====== Input for this task
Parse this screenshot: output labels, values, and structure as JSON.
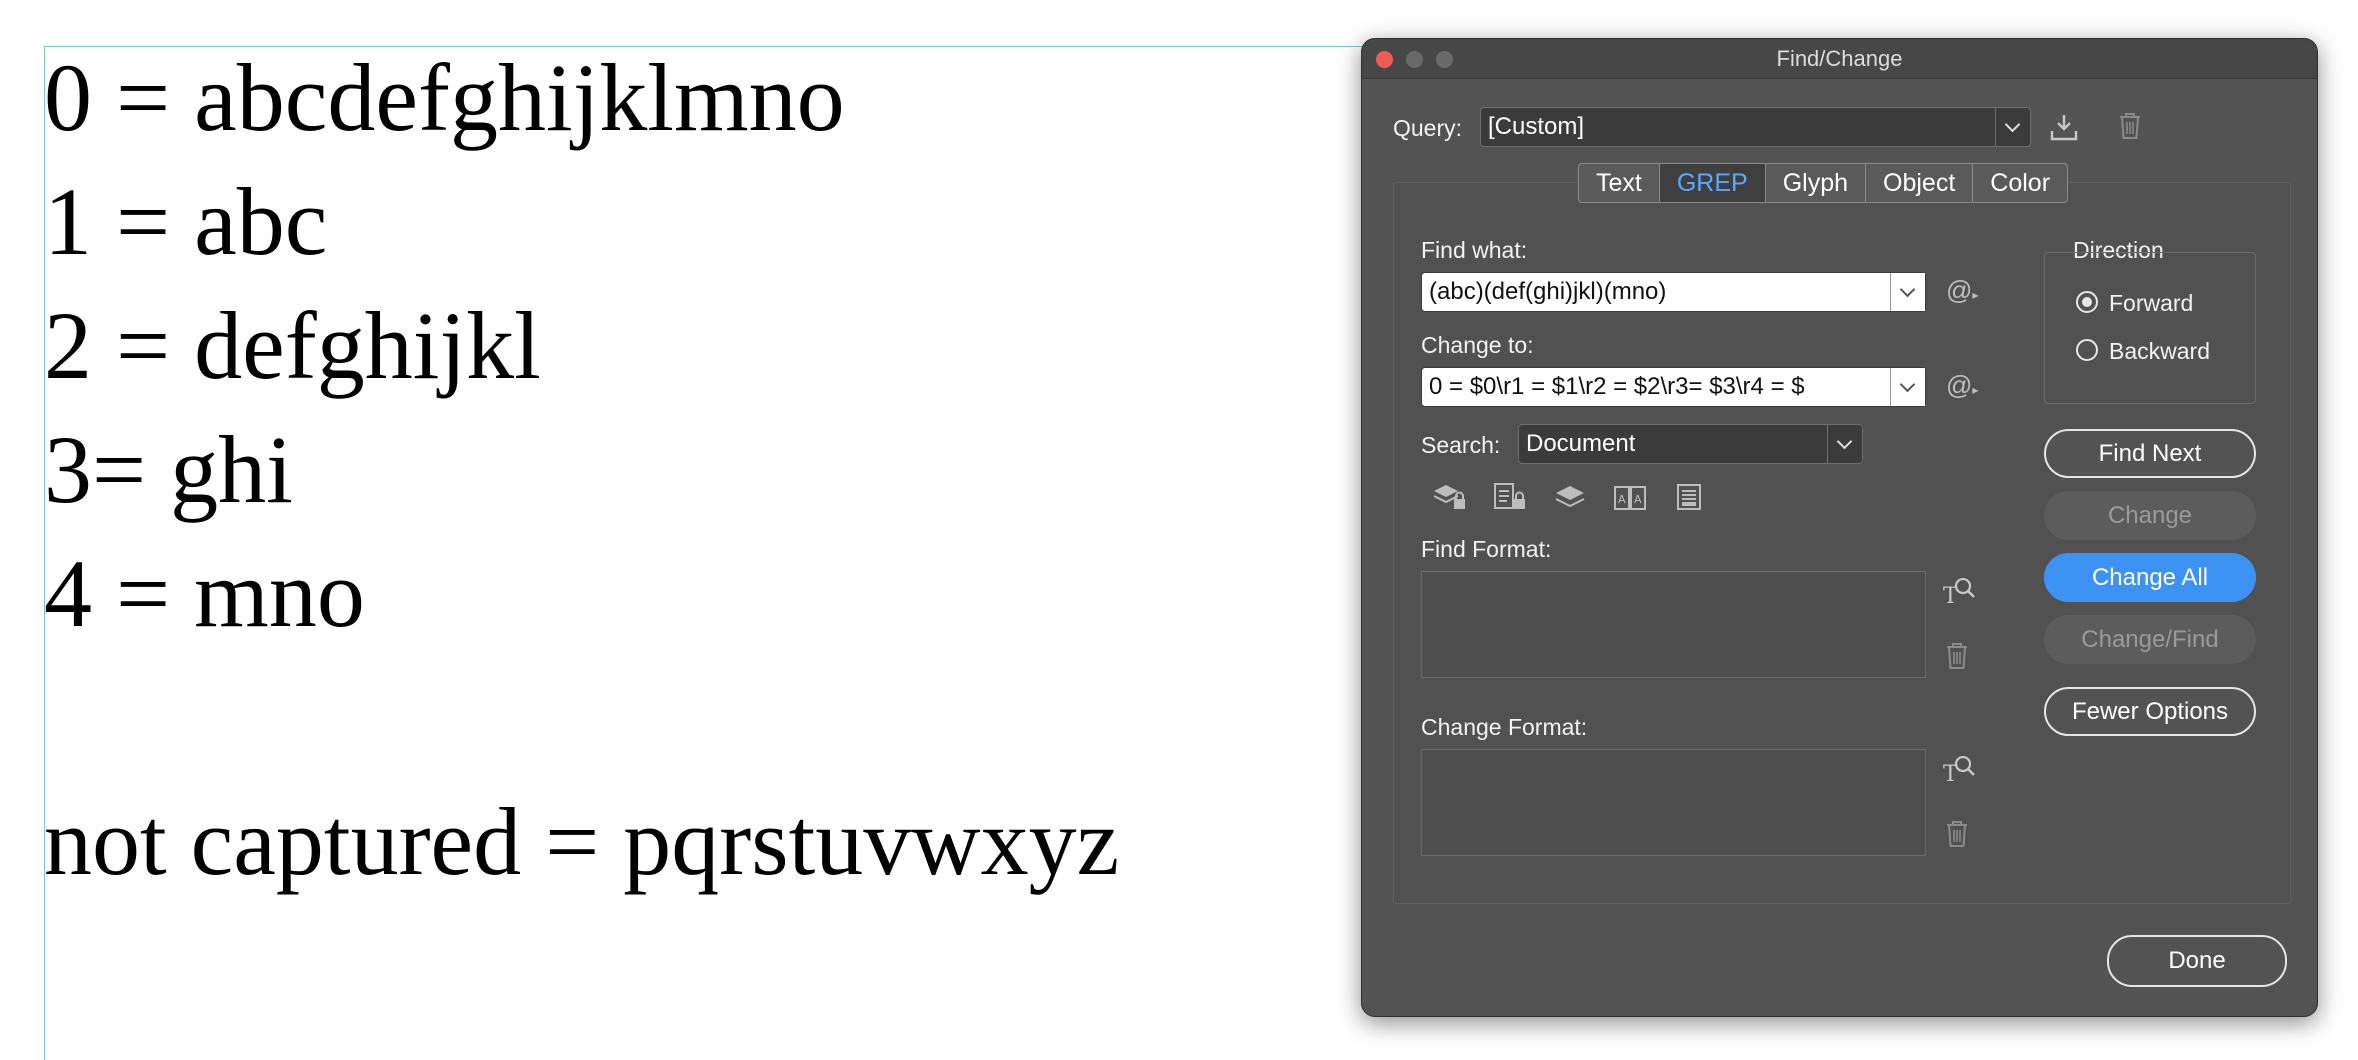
{
  "document": {
    "lines": [
      "0 = abcdefghijklmno",
      "1 = abc",
      "2 = defghijkl",
      "3= ghi",
      "4 = mno",
      "",
      "not captured = pqrstuvwxyz"
    ]
  },
  "dialog": {
    "title": "Find/Change",
    "query_label": "Query:",
    "query_value": "[Custom]",
    "tabs": [
      {
        "label": "Text",
        "active": false
      },
      {
        "label": "GREP",
        "active": true
      },
      {
        "label": "Glyph",
        "active": false
      },
      {
        "label": "Object",
        "active": false
      },
      {
        "label": "Color",
        "active": false
      }
    ],
    "find_what_label": "Find what:",
    "find_what_value": "(abc)(def(ghi)jkl)(mno)",
    "change_to_label": "Change to:",
    "change_to_value": "0 = $0\\r1 = $1\\r2 = $2\\r3= $3\\r4 = $",
    "search_label": "Search:",
    "search_value": "Document",
    "find_format_label": "Find Format:",
    "change_format_label": "Change Format:",
    "direction": {
      "label": "Direction",
      "options": [
        {
          "label": "Forward",
          "selected": true
        },
        {
          "label": "Backward",
          "selected": false
        }
      ]
    },
    "buttons": {
      "find_next": "Find Next",
      "change": "Change",
      "change_all": "Change All",
      "change_find": "Change/Find",
      "fewer_options": "Fewer Options",
      "done": "Done"
    },
    "special_char_symbol": "@",
    "colors": {
      "accent": "#3d93f4",
      "active_tab_text": "#5aa9ff",
      "close_light": "#ee5b57",
      "dialog_bg": "#535353"
    }
  }
}
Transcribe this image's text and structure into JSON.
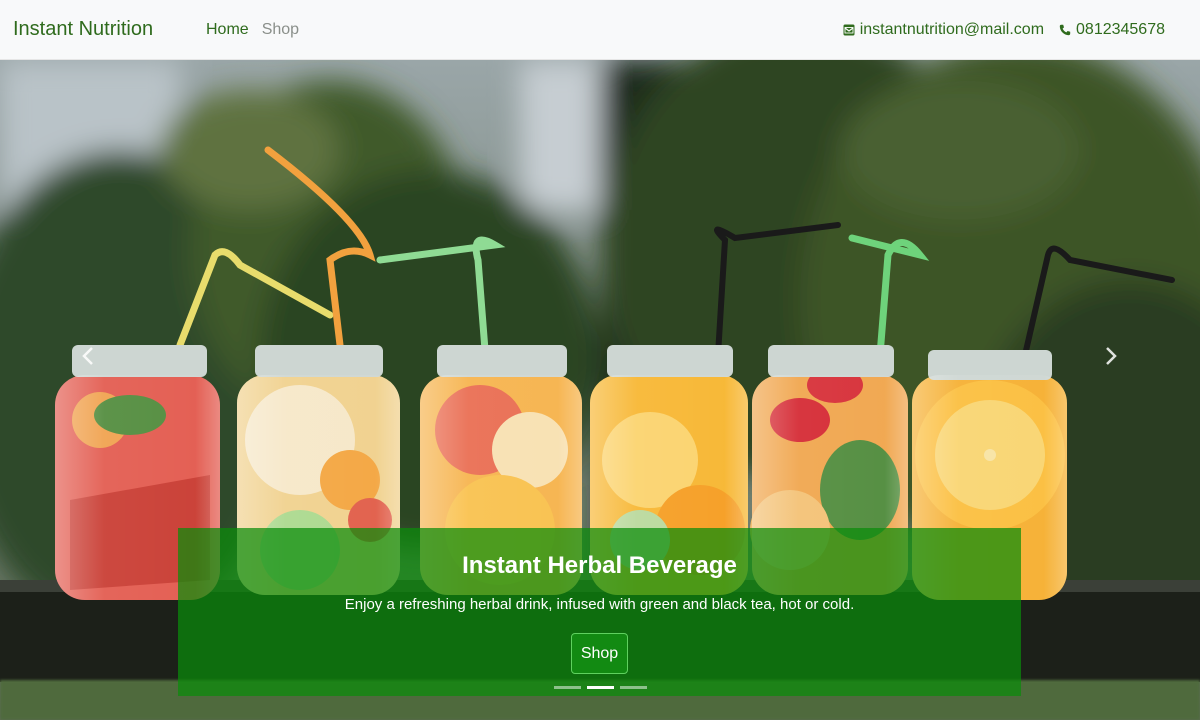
{
  "navbar": {
    "brand": "Instant Nutrition",
    "links": [
      {
        "label": "Home"
      },
      {
        "label": "Shop"
      }
    ],
    "contact": {
      "email": "instantnutrition@mail.com",
      "phone": "0812345678"
    }
  },
  "hero": {
    "title": "Instant Herbal Beverage",
    "description": "Enjoy a refreshing herbal drink, infused with green and black tea, hot or cold.",
    "button_label": "Shop",
    "slides": 3,
    "active_slide": 2
  },
  "colors": {
    "brand": "#2f6b1d",
    "caption_bg": "rgba(10,140,10,0.72)",
    "navbar_bg": "#f8f9fa"
  },
  "icons": {
    "email": "envelope-icon",
    "phone": "phone-icon",
    "prev": "chevron-left-icon",
    "next": "chevron-right-icon"
  }
}
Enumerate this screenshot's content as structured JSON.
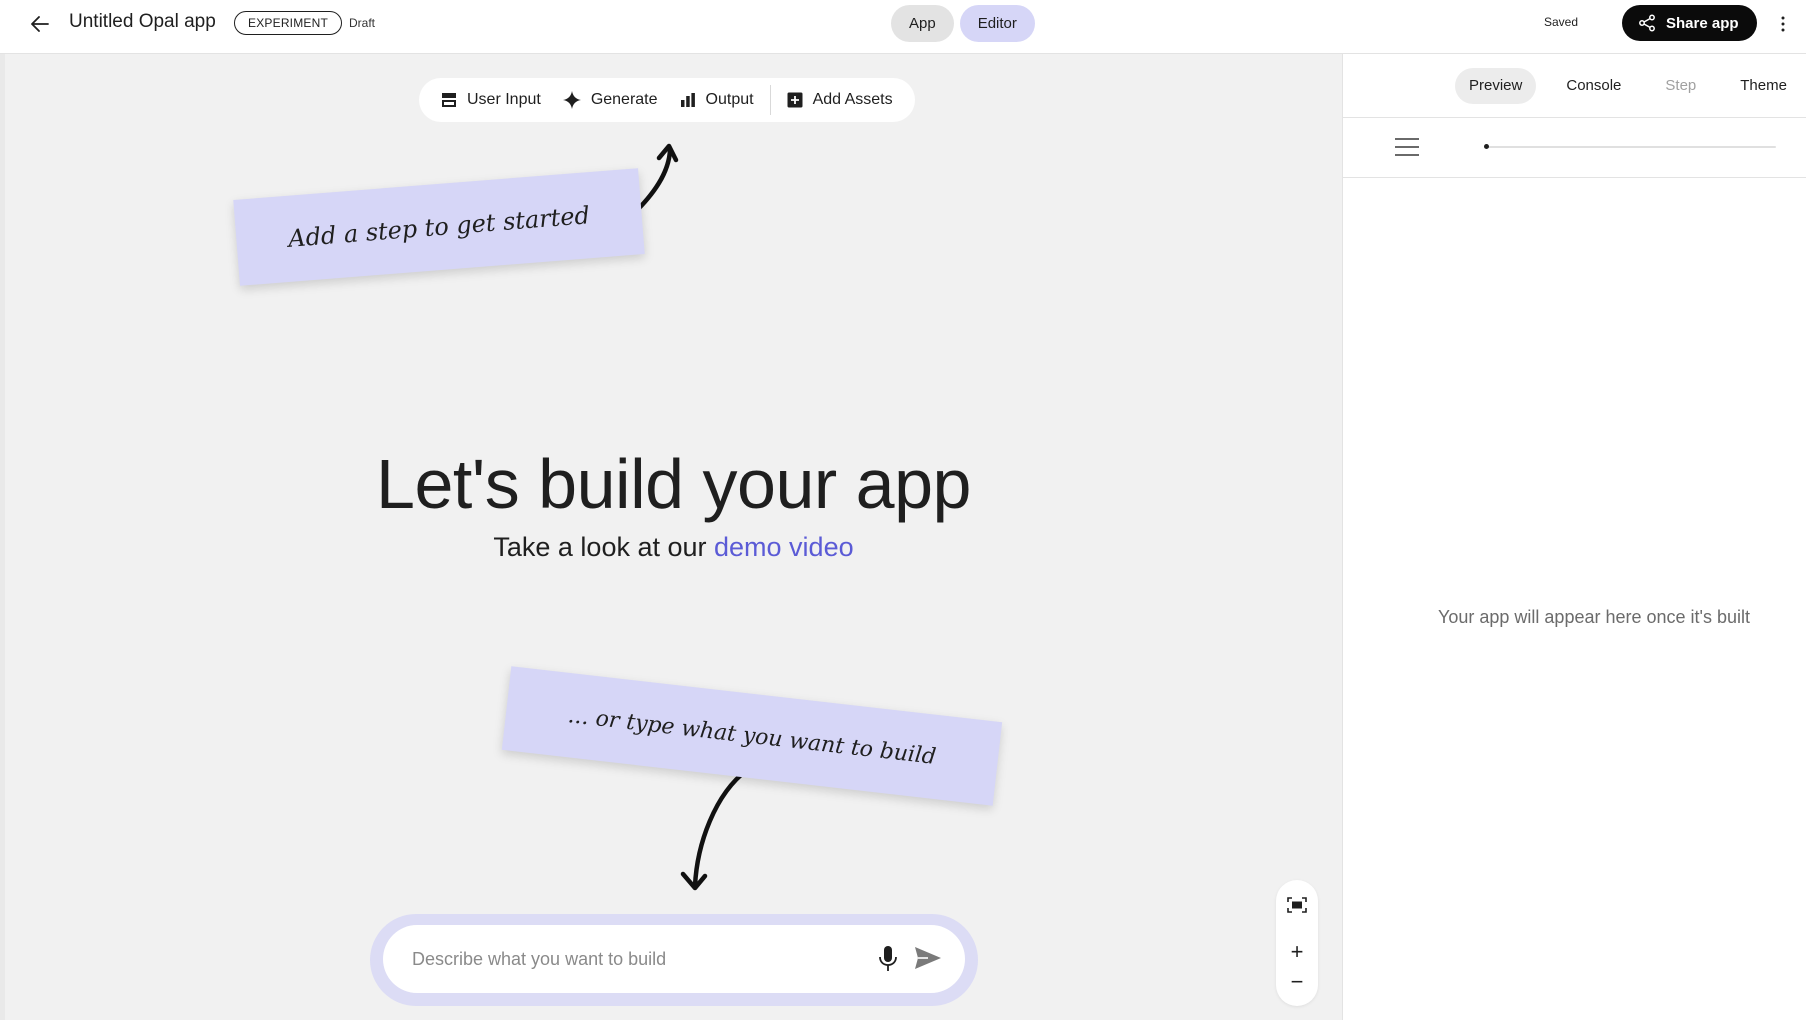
{
  "header": {
    "back_icon": "arrow-back-icon",
    "title": "Untitled Opal app",
    "badge": "EXPERIMENT",
    "status": "Draft",
    "modes": [
      {
        "label": "App",
        "active": false
      },
      {
        "label": "Editor",
        "active": true
      }
    ],
    "saved": "Saved",
    "share_label": "Share app",
    "share_icon": "share-icon",
    "more_icon": "more-vert-icon"
  },
  "toolbar": {
    "items": [
      {
        "label": "User Input",
        "icon": "user-input-icon"
      },
      {
        "label": "Generate",
        "icon": "sparkle-icon"
      },
      {
        "label": "Output",
        "icon": "output-chart-icon"
      },
      {
        "label": "Add Assets",
        "icon": "add-box-icon"
      }
    ]
  },
  "canvas": {
    "note_top": "Add a step to get started",
    "note_bottom": "... or type what you want to build",
    "hero_title": "Let's build your app",
    "hero_sub_prefix": "Take a look at our ",
    "hero_sub_link": "demo video",
    "prompt_placeholder": "Describe what you want to build",
    "prompt_value": "",
    "mic_icon": "mic-icon",
    "send_icon": "send-icon",
    "zoom": {
      "fit_icon": "fit-screen-icon",
      "zoom_in": "+",
      "zoom_out": "−"
    }
  },
  "panel": {
    "tabs": [
      {
        "label": "Preview",
        "state": "active"
      },
      {
        "label": "Console",
        "state": "normal"
      },
      {
        "label": "Step",
        "state": "disabled"
      },
      {
        "label": "Theme",
        "state": "normal"
      }
    ],
    "menu_icon": "hamburger-menu-icon",
    "progress": 0,
    "empty_text": "Your app will appear here once it's built"
  },
  "colors": {
    "accent_lavender": "#d6d6f7",
    "link": "#5b5bd6",
    "canvas_bg": "#f1f1f1",
    "share_bg": "#0b0b0b"
  }
}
============
> What is required: Your task is to return the entries above exactly, with no pictures.

> Exercise answer:
Parse this screenshot: output labels, values, and structure as JSON.
{
  "document": {
    "lines": [
      "0 = abcdefghijklmno",
      "1 = abc",
      "2 = defghijkl",
      "3= ghi",
      "4 = mno",
      "",
      "not captured = pqrstuvwxyz"
    ]
  },
  "dialog": {
    "title": "Find/Change",
    "query_label": "Query:",
    "query_value": "[Custom]",
    "tabs": [
      {
        "label": "Text",
        "active": false
      },
      {
        "label": "GREP",
        "active": true
      },
      {
        "label": "Glyph",
        "active": false
      },
      {
        "label": "Object",
        "active": false
      },
      {
        "label": "Color",
        "active": false
      }
    ],
    "find_what_label": "Find what:",
    "find_what_value": "(abc)(def(ghi)jkl)(mno)",
    "change_to_label": "Change to:",
    "change_to_value": "0 = $0\\r1 = $1\\r2 = $2\\r3= $3\\r4 = $",
    "search_label": "Search:",
    "search_value": "Document",
    "find_format_label": "Find Format:",
    "change_format_label": "Change Format:",
    "direction": {
      "label": "Direction",
      "options": [
        {
          "label": "Forward",
          "selected": true
        },
        {
          "label": "Backward",
          "selected": false
        }
      ]
    },
    "buttons": {
      "find_next": "Find Next",
      "change": "Change",
      "change_all": "Change All",
      "change_find": "Change/Find",
      "fewer_options": "Fewer Options",
      "done": "Done"
    },
    "special_char_symbol": "@",
    "colors": {
      "accent": "#3d93f4",
      "active_tab_text": "#5aa9ff",
      "close_light": "#ee5b57",
      "dialog_bg": "#535353"
    }
  }
}
Transcribe this image's text and structure into JSON.
{
  "navbar": {
    "brand": "Instant Nutrition",
    "links": [
      {
        "label": "Home"
      },
      {
        "label": "Shop"
      }
    ],
    "contact": {
      "email": "instantnutrition@mail.com",
      "phone": "0812345678"
    }
  },
  "hero": {
    "title": "Instant Herbal Beverage",
    "description": "Enjoy a refreshing herbal drink, infused with green and black tea, hot or cold.",
    "button_label": "Shop",
    "slides": 3,
    "active_slide": 2
  },
  "colors": {
    "brand": "#2f6b1d",
    "caption_bg": "rgba(10,140,10,0.72)",
    "navbar_bg": "#f8f9fa"
  },
  "icons": {
    "email": "envelope-icon",
    "phone": "phone-icon",
    "prev": "chevron-left-icon",
    "next": "chevron-right-icon"
  }
}
Enumerate this screenshot's content as structured JSON.
{
  "header": {
    "back_icon": "arrow-back-icon",
    "title": "Untitled Opal app",
    "badge": "EXPERIMENT",
    "status": "Draft",
    "modes": [
      {
        "label": "App",
        "active": false
      },
      {
        "label": "Editor",
        "active": true
      }
    ],
    "saved": "Saved",
    "share_label": "Share app",
    "share_icon": "share-icon",
    "more_icon": "more-vert-icon"
  },
  "toolbar": {
    "items": [
      {
        "label": "User Input",
        "icon": "user-input-icon"
      },
      {
        "label": "Generate",
        "icon": "sparkle-icon"
      },
      {
        "label": "Output",
        "icon": "output-chart-icon"
      },
      {
        "label": "Add Assets",
        "icon": "add-box-icon"
      }
    ]
  },
  "canvas": {
    "note_top": "Add a step to get started",
    "note_bottom": "... or type what you want to build",
    "hero_title": "Let's build your app",
    "hero_sub_prefix": "Take a look at our ",
    "hero_sub_link": "demo video",
    "prompt_placeholder": "Describe what you want to build",
    "prompt_value": "",
    "mic_icon": "mic-icon",
    "send_icon": "send-icon",
    "zoom": {
      "fit_icon": "fit-screen-icon",
      "zoom_in": "+",
      "zoom_out": "−"
    }
  },
  "panel": {
    "tabs": [
      {
        "label": "Preview",
        "state": "active"
      },
      {
        "label": "Console",
        "state": "normal"
      },
      {
        "label": "Step",
        "state": "disabled"
      },
      {
        "label": "Theme",
        "state": "normal"
      }
    ],
    "menu_icon": "hamburger-menu-icon",
    "progress": 0,
    "empty_text": "Your app will appear here once it's built"
  },
  "colors": {
    "accent_lavender": "#d6d6f7",
    "link": "#5b5bd6",
    "canvas_bg": "#f1f1f1",
    "share_bg": "#0b0b0b"
  }
}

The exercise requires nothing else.